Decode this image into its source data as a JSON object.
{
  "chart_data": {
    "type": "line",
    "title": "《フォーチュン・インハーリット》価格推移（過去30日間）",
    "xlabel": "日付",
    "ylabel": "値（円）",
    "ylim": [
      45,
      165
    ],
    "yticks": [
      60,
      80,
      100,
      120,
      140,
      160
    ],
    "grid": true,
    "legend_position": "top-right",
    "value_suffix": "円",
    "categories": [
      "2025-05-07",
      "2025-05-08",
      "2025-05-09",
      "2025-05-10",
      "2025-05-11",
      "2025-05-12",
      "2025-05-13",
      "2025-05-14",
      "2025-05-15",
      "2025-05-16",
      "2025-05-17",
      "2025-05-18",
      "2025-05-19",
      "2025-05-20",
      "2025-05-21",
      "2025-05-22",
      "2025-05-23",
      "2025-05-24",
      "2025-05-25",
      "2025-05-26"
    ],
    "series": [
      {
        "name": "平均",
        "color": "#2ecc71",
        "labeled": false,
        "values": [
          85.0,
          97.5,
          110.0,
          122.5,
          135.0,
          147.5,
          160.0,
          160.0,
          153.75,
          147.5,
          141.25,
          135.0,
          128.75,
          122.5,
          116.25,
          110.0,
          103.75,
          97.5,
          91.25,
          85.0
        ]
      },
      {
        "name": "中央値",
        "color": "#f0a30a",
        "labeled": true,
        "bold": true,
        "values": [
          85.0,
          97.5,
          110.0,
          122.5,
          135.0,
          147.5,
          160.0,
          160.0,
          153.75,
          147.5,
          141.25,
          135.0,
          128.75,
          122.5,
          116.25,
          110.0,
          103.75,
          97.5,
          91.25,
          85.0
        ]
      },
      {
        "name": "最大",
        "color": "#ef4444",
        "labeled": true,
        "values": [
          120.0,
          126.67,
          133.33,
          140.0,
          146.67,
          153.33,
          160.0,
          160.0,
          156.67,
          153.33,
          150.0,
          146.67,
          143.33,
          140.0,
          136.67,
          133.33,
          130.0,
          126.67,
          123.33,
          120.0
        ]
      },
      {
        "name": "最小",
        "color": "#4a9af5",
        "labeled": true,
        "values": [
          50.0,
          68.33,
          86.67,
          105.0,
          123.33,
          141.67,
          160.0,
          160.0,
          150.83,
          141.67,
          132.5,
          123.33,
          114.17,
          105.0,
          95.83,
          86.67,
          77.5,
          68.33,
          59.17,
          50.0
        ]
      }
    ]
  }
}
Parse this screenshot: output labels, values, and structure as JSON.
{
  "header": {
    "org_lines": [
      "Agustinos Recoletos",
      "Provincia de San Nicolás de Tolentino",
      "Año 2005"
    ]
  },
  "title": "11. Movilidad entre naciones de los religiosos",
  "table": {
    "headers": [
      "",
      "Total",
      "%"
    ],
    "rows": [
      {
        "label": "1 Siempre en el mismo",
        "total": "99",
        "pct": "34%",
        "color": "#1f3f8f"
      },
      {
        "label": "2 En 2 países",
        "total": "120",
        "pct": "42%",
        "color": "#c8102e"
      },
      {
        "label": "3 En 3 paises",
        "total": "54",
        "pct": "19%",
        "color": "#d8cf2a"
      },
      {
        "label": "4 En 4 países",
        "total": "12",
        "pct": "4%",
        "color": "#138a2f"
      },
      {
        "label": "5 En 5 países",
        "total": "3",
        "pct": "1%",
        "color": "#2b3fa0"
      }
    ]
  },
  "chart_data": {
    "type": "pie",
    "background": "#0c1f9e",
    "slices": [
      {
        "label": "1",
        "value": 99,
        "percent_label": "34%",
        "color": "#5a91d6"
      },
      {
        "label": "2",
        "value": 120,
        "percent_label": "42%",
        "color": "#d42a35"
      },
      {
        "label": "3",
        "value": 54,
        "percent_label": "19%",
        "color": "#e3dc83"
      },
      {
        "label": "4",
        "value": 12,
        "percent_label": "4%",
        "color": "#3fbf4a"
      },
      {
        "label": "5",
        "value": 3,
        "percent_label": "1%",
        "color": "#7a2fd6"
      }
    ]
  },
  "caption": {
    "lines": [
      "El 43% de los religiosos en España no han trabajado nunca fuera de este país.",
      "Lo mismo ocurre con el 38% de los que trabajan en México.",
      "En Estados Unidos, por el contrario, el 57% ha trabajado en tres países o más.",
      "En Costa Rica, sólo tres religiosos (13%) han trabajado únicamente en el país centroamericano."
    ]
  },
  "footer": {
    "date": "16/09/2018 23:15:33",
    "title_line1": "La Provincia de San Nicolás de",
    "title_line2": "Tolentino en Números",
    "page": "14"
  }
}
++++++
Repeat the preceding lines exactly, please, every one of them.

Decode this image into its source data as a JSON object.
{
  "chart_data": {
    "type": "line",
    "title": "《フォーチュン・インハーリット》価格推移（過去30日間）",
    "xlabel": "日付",
    "ylabel": "値（円）",
    "ylim": [
      45,
      165
    ],
    "yticks": [
      60,
      80,
      100,
      120,
      140,
      160
    ],
    "grid": true,
    "legend_position": "top-right",
    "value_suffix": "円",
    "categories": [
      "2025-05-07",
      "2025-05-08",
      "2025-05-09",
      "2025-05-10",
      "2025-05-11",
      "2025-05-12",
      "2025-05-13",
      "2025-05-14",
      "2025-05-15",
      "2025-05-16",
      "2025-05-17",
      "2025-05-18",
      "2025-05-19",
      "2025-05-20",
      "2025-05-21",
      "2025-05-22",
      "2025-05-23",
      "2025-05-24",
      "2025-05-25",
      "2025-05-26"
    ],
    "series": [
      {
        "name": "平均",
        "color": "#2ecc71",
        "labeled": false,
        "values": [
          85.0,
          97.5,
          110.0,
          122.5,
          135.0,
          147.5,
          160.0,
          160.0,
          153.75,
          147.5,
          141.25,
          135.0,
          128.75,
          122.5,
          116.25,
          110.0,
          103.75,
          97.5,
          91.25,
          85.0
        ]
      },
      {
        "name": "中央値",
        "color": "#f0a30a",
        "labeled": true,
        "bold": true,
        "values": [
          85.0,
          97.5,
          110.0,
          122.5,
          135.0,
          147.5,
          160.0,
          160.0,
          153.75,
          147.5,
          141.25,
          135.0,
          128.75,
          122.5,
          116.25,
          110.0,
          103.75,
          97.5,
          91.25,
          85.0
        ]
      },
      {
        "name": "最大",
        "color": "#ef4444",
        "labeled": true,
        "values": [
          120.0,
          126.67,
          133.33,
          140.0,
          146.67,
          153.33,
          160.0,
          160.0,
          156.67,
          153.33,
          150.0,
          146.67,
          143.33,
          140.0,
          136.67,
          133.33,
          130.0,
          126.67,
          123.33,
          120.0
        ]
      },
      {
        "name": "最小",
        "color": "#4a9af5",
        "labeled": true,
        "values": [
          50.0,
          68.33,
          86.67,
          105.0,
          123.33,
          141.67,
          160.0,
          160.0,
          150.83,
          141.67,
          132.5,
          123.33,
          114.17,
          105.0,
          95.83,
          86.67,
          77.5,
          68.33,
          59.17,
          50.0
        ]
      }
    ]
  }
}
Parse this screenshot: output labels, values, and structure as JSON.
{
  "header": {
    "org_lines": [
      "Agustinos Recoletos",
      "Provincia de San Nicolás de Tolentino",
      "Año 2005"
    ]
  },
  "title": "11. Movilidad entre naciones de los religiosos",
  "table": {
    "headers": [
      "",
      "Total",
      "%"
    ],
    "rows": [
      {
        "label": "1 Siempre en el mismo",
        "total": "99",
        "pct": "34%",
        "color": "#1f3f8f"
      },
      {
        "label": "2 En 2 países",
        "total": "120",
        "pct": "42%",
        "color": "#c8102e"
      },
      {
        "label": "3 En 3 paises",
        "total": "54",
        "pct": "19%",
        "color": "#d8cf2a"
      },
      {
        "label": "4 En 4 países",
        "total": "12",
        "pct": "4%",
        "color": "#138a2f"
      },
      {
        "label": "5 En 5 países",
        "total": "3",
        "pct": "1%",
        "color": "#2b3fa0"
      }
    ]
  },
  "chart_data": {
    "type": "pie",
    "background": "#0c1f9e",
    "slices": [
      {
        "label": "1",
        "value": 99,
        "percent_label": "34%",
        "color": "#5a91d6"
      },
      {
        "label": "2",
        "value": 120,
        "percent_label": "42%",
        "color": "#d42a35"
      },
      {
        "label": "3",
        "value": 54,
        "percent_label": "19%",
        "color": "#e3dc83"
      },
      {
        "label": "4",
        "value": 12,
        "percent_label": "4%",
        "color": "#3fbf4a"
      },
      {
        "label": "5",
        "value": 3,
        "percent_label": "1%",
        "color": "#7a2fd6"
      }
    ]
  },
  "caption": {
    "lines": [
      "El 43% de los religiosos en España no han trabajado nunca fuera de este país.",
      "Lo mismo ocurre con el 38% de los que trabajan en México.",
      "En Estados Unidos, por el contrario, el 57% ha trabajado en tres países o más.",
      "En Costa Rica, sólo tres religiosos (13%) han trabajado únicamente en el país centroamericano."
    ]
  },
  "footer": {
    "date": "16/09/2018 23:15:33",
    "title_line1": "La Provincia de San Nicolás de",
    "title_line2": "Tolentino en Números",
    "page": "14"
  }
}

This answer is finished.